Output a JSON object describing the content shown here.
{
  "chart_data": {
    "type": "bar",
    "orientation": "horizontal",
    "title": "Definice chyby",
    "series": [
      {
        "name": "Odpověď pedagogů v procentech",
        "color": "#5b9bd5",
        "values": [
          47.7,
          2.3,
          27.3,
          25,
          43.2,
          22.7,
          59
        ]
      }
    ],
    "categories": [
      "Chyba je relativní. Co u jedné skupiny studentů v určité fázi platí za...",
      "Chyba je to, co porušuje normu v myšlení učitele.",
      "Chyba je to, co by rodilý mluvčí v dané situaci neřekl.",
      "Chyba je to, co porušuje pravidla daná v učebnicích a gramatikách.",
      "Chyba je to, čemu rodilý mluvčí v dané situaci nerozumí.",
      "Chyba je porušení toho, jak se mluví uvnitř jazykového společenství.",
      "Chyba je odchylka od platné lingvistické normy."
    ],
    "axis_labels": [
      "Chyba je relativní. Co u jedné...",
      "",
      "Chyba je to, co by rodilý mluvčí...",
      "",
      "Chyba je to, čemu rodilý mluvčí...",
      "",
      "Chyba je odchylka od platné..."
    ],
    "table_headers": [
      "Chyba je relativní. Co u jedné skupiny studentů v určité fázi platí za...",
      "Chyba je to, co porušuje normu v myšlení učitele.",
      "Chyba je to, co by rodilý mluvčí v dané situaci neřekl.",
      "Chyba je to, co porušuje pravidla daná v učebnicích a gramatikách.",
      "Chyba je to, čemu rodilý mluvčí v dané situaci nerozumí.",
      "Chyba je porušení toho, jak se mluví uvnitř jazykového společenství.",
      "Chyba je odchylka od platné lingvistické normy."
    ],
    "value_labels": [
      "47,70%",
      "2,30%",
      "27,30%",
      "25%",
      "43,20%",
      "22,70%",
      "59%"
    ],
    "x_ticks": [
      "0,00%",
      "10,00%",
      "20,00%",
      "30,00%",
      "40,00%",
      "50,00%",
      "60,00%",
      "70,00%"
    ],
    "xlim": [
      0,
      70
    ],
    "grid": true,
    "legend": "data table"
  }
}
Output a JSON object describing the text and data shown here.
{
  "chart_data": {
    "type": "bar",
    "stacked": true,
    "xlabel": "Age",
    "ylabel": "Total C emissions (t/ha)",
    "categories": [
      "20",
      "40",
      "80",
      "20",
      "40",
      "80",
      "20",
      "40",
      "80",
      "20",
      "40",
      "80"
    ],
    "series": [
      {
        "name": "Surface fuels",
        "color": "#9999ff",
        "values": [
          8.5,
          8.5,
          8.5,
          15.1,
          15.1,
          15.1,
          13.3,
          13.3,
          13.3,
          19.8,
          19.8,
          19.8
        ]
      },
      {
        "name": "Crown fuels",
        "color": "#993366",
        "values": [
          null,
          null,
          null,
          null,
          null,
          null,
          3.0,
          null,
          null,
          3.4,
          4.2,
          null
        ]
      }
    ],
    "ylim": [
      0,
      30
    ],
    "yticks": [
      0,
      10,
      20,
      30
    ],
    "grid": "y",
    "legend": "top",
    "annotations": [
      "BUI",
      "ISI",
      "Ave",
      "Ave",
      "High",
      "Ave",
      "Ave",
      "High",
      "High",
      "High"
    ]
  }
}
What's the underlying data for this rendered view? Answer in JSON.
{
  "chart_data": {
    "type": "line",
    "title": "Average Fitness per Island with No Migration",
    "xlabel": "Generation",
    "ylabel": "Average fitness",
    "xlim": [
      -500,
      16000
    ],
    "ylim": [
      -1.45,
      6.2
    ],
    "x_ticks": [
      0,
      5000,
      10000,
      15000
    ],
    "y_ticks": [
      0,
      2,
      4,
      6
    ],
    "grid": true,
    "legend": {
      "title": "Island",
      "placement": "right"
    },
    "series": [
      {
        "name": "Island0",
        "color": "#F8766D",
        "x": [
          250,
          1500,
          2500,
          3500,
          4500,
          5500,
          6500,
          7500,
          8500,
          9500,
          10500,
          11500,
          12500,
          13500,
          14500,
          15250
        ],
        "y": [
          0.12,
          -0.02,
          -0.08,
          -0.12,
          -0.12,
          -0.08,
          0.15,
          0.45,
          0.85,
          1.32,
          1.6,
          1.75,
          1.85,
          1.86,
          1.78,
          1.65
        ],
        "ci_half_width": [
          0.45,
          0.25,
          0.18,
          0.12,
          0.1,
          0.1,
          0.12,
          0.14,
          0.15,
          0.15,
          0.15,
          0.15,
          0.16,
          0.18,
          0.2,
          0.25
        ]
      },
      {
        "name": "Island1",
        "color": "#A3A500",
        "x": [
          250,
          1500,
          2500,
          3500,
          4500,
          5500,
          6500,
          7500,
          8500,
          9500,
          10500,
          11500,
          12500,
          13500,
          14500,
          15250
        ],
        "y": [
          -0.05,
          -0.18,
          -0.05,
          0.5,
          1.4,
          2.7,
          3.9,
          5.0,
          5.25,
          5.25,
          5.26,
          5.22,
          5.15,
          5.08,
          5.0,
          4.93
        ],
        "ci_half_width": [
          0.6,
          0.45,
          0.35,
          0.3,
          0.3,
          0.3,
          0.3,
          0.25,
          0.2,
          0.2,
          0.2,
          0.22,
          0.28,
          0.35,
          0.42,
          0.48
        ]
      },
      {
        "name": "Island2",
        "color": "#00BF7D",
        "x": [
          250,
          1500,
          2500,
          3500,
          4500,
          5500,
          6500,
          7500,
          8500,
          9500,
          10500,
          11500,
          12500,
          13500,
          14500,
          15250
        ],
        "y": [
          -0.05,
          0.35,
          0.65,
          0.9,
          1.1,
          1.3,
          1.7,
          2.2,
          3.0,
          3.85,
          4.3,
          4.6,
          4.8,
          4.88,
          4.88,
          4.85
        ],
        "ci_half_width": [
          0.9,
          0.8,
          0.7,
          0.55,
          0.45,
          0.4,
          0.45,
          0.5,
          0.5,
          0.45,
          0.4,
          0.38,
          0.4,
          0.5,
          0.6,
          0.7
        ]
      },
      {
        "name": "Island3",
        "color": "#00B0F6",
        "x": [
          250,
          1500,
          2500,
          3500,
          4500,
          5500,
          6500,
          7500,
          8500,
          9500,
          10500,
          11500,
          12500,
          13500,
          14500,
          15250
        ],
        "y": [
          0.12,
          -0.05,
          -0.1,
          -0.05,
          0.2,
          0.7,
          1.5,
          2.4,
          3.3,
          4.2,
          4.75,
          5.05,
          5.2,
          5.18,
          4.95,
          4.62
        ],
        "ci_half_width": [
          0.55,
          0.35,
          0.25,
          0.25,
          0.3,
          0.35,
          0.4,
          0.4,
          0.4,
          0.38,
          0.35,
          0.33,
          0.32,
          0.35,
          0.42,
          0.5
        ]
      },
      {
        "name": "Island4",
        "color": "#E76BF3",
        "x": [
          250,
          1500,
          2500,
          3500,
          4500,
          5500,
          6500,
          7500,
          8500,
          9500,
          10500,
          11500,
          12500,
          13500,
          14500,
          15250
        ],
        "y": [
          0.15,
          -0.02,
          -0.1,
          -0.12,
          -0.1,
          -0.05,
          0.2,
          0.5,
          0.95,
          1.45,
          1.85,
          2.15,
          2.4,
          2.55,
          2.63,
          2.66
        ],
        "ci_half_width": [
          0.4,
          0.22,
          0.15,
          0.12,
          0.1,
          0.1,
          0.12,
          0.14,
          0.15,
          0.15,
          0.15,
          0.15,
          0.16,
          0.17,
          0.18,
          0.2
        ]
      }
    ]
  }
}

☆ ☆ ☆ ☆ ☆ ☆ ☆

**Exercise details**
Transcribe each record exactly. Leave nothing out.

**Reply to the exercise**
Output a JSON object describing the content shown here.
{
  "chart_data": {
    "type": "bar",
    "orientation": "horizontal",
    "title": "Definice chyby",
    "series": [
      {
        "name": "Odpověď pedagogů v procentech",
        "color": "#5b9bd5",
        "values": [
          47.7,
          2.3,
          27.3,
          25,
          43.2,
          22.7,
          59
        ]
      }
    ],
    "categories": [
      "Chyba je relativní. Co u jedné skupiny studentů v určité fázi platí za...",
      "Chyba je to, co porušuje normu v myšlení učitele.",
      "Chyba je to, co by rodilý mluvčí v dané situaci neřekl.",
      "Chyba je to, co porušuje pravidla daná v učebnicích a gramatikách.",
      "Chyba je to, čemu rodilý mluvčí v dané situaci nerozumí.",
      "Chyba je porušení toho, jak se mluví uvnitř jazykového společenství.",
      "Chyba je odchylka od platné lingvistické normy."
    ],
    "axis_labels": [
      "Chyba je relativní. Co u jedné...",
      "",
      "Chyba je to, co by rodilý mluvčí...",
      "",
      "Chyba je to, čemu rodilý mluvčí...",
      "",
      "Chyba je odchylka od platné..."
    ],
    "table_headers": [
      "Chyba je relativní. Co u jedné skupiny studentů v určité fázi platí za...",
      "Chyba je to, co porušuje normu v myšlení učitele.",
      "Chyba je to, co by rodilý mluvčí v dané situaci neřekl.",
      "Chyba je to, co porušuje pravidla daná v učebnicích a gramatikách.",
      "Chyba je to, čemu rodilý mluvčí v dané situaci nerozumí.",
      "Chyba je porušení toho, jak se mluví uvnitř jazykového společenství.",
      "Chyba je odchylka od platné lingvistické normy."
    ],
    "value_labels": [
      "47,70%",
      "2,30%",
      "27,30%",
      "25%",
      "43,20%",
      "22,70%",
      "59%"
    ],
    "x_ticks": [
      "0,00%",
      "10,00%",
      "20,00%",
      "30,00%",
      "40,00%",
      "50,00%",
      "60,00%",
      "70,00%"
    ],
    "xlim": [
      0,
      70
    ],
    "grid": true,
    "legend": "data table"
  }
}
Output a JSON object describing the text and data shown here.
{
  "chart_data": {
    "type": "bar",
    "stacked": true,
    "xlabel": "Age",
    "ylabel": "Total C emissions (t/ha)",
    "categories": [
      "20",
      "40",
      "80",
      "20",
      "40",
      "80",
      "20",
      "40",
      "80",
      "20",
      "40",
      "80"
    ],
    "series": [
      {
        "name": "Surface fuels",
        "color": "#9999ff",
        "values": [
          8.5,
          8.5,
          8.5,
          15.1,
          15.1,
          15.1,
          13.3,
          13.3,
          13.3,
          19.8,
          19.8,
          19.8
        ]
      },
      {
        "name": "Crown fuels",
        "color": "#993366",
        "values": [
          null,
          null,
          null,
          null,
          null,
          null,
          3.0,
          null,
          null,
          3.4,
          4.2,
          null
        ]
      }
    ],
    "ylim": [
      0,
      30
    ],
    "yticks": [
      0,
      10,
      20,
      30
    ],
    "grid": "y",
    "legend": "top",
    "annotations": [
      "BUI",
      "ISI",
      "Ave",
      "Ave",
      "High",
      "Ave",
      "Ave",
      "High",
      "High",
      "High"
    ]
  }
}
What's the underlying data for this rendered view? Answer in JSON.
{
  "chart_data": {
    "type": "line",
    "title": "Average Fitness per Island with No Migration",
    "xlabel": "Generation",
    "ylabel": "Average fitness",
    "xlim": [
      -500,
      16000
    ],
    "ylim": [
      -1.45,
      6.2
    ],
    "x_ticks": [
      0,
      5000,
      10000,
      15000
    ],
    "y_ticks": [
      0,
      2,
      4,
      6
    ],
    "grid": true,
    "legend": {
      "title": "Island",
      "placement": "right"
    },
    "series": [
      {
        "name": "Island0",
        "color": "#F8766D",
        "x": [
          250,
          1500,
          2500,
          3500,
          4500,
          5500,
          6500,
          7500,
          8500,
          9500,
          10500,
          11500,
          12500,
          13500,
          14500,
          15250
        ],
        "y": [
          0.12,
          -0.02,
          -0.08,
          -0.12,
          -0.12,
          -0.08,
          0.15,
          0.45,
          0.85,
          1.32,
          1.6,
          1.75,
          1.85,
          1.86,
          1.78,
          1.65
        ],
        "ci_half_width": [
          0.45,
          0.25,
          0.18,
          0.12,
          0.1,
          0.1,
          0.12,
          0.14,
          0.15,
          0.15,
          0.15,
          0.15,
          0.16,
          0.18,
          0.2,
          0.25
        ]
      },
      {
        "name": "Island1",
        "color": "#A3A500",
        "x": [
          250,
          1500,
          2500,
          3500,
          4500,
          5500,
          6500,
          7500,
          8500,
          9500,
          10500,
          11500,
          12500,
          13500,
          14500,
          15250
        ],
        "y": [
          -0.05,
          -0.18,
          -0.05,
          0.5,
          1.4,
          2.7,
          3.9,
          5.0,
          5.25,
          5.25,
          5.26,
          5.22,
          5.15,
          5.08,
          5.0,
          4.93
        ],
        "ci_half_width": [
          0.6,
          0.45,
          0.35,
          0.3,
          0.3,
          0.3,
          0.3,
          0.25,
          0.2,
          0.2,
          0.2,
          0.22,
          0.28,
          0.35,
          0.42,
          0.48
        ]
      },
      {
        "name": "Island2",
        "color": "#00BF7D",
        "x": [
          250,
          1500,
          2500,
          3500,
          4500,
          5500,
          6500,
          7500,
          8500,
          9500,
          10500,
          11500,
          12500,
          13500,
          14500,
          15250
        ],
        "y": [
          -0.05,
          0.35,
          0.65,
          0.9,
          1.1,
          1.3,
          1.7,
          2.2,
          3.0,
          3.85,
          4.3,
          4.6,
          4.8,
          4.88,
          4.88,
          4.85
        ],
        "ci_half_width": [
          0.9,
          0.8,
          0.7,
          0.55,
          0.45,
          0.4,
          0.45,
          0.5,
          0.5,
          0.45,
          0.4,
          0.38,
          0.4,
          0.5,
          0.6,
          0.7
        ]
      },
      {
        "name": "Island3",
        "color": "#00B0F6",
        "x": [
          250,
          1500,
          2500,
          3500,
          4500,
          5500,
          6500,
          7500,
          8500,
          9500,
          10500,
          11500,
          12500,
          13500,
          14500,
          15250
        ],
        "y": [
          0.12,
          -0.05,
          -0.1,
          -0.05,
          0.2,
          0.7,
          1.5,
          2.4,
          3.3,
          4.2,
          4.75,
          5.05,
          5.2,
          5.18,
          4.95,
          4.62
        ],
        "ci_half_width": [
          0.55,
          0.35,
          0.25,
          0.25,
          0.3,
          0.35,
          0.4,
          0.4,
          0.4,
          0.38,
          0.35,
          0.33,
          0.32,
          0.35,
          0.42,
          0.5
        ]
      },
      {
        "name": "Island4",
        "color": "#E76BF3",
        "x": [
          250,
          1500,
          2500,
          3500,
          4500,
          5500,
          6500,
          7500,
          8500,
          9500,
          10500,
          11500,
          12500,
          13500,
          14500,
          15250
        ],
        "y": [
          0.15,
          -0.02,
          -0.1,
          -0.12,
          -0.1,
          -0.05,
          0.2,
          0.5,
          0.95,
          1.45,
          1.85,
          2.15,
          2.4,
          2.55,
          2.63,
          2.66
        ],
        "ci_half_width": [
          0.4,
          0.22,
          0.15,
          0.12,
          0.1,
          0.1,
          0.12,
          0.14,
          0.15,
          0.15,
          0.15,
          0.15,
          0.16,
          0.17,
          0.18,
          0.2
        ]
      }
    ]
  }
}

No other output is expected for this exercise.